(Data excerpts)

- - - -

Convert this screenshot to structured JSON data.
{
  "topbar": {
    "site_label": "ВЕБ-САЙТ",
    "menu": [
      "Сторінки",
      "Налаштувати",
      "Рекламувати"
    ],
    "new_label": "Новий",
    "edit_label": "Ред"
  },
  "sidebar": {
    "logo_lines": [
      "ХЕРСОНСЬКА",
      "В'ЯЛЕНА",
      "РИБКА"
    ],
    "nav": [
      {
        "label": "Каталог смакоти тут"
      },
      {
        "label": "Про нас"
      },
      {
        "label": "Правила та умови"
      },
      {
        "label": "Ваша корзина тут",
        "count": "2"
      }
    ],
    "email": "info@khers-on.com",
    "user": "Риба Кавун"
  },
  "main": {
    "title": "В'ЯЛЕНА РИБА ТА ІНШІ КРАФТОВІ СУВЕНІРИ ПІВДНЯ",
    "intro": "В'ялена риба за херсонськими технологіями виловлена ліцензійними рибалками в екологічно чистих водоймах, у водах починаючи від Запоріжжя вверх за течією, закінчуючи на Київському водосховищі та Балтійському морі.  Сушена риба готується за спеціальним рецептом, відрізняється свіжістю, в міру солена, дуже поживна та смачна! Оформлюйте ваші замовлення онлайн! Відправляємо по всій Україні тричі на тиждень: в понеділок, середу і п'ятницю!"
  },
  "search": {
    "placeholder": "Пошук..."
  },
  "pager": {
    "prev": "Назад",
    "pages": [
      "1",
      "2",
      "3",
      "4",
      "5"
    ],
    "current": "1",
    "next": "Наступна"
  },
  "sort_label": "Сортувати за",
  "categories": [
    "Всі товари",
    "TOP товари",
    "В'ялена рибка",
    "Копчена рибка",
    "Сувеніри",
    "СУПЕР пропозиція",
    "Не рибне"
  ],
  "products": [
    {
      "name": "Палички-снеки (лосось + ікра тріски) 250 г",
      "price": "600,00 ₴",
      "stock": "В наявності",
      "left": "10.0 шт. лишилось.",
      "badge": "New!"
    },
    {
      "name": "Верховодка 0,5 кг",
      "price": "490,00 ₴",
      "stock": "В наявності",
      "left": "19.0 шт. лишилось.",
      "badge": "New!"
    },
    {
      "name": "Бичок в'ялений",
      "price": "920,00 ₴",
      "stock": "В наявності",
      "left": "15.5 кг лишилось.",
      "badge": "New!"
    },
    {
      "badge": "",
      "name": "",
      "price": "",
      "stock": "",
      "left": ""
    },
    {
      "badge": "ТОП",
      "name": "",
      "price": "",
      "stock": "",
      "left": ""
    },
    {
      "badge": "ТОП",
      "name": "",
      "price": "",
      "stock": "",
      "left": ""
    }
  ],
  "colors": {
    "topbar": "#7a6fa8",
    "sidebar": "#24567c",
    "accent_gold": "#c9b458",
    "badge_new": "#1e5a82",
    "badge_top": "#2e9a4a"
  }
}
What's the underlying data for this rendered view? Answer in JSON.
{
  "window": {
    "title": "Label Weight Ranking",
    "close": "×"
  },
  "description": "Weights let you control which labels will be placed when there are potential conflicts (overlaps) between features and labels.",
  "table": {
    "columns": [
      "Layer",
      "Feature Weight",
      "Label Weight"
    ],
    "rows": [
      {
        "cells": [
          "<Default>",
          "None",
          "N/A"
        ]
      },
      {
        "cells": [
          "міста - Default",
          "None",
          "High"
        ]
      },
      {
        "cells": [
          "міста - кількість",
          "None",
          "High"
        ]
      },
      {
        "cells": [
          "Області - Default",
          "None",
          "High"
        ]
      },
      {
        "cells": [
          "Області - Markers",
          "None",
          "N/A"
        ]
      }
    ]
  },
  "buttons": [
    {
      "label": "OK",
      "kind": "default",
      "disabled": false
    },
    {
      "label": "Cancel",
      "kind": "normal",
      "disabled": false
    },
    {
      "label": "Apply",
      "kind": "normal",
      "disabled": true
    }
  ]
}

- - - -

Your instructions:
Copy all lines from the material that hold "лишилось".

Answer to this task:
      "left": "10.0 шт. лишилось.",
      "left": "19.0 шт. лишилось.",
      "left": "15.5 кг лишилось.",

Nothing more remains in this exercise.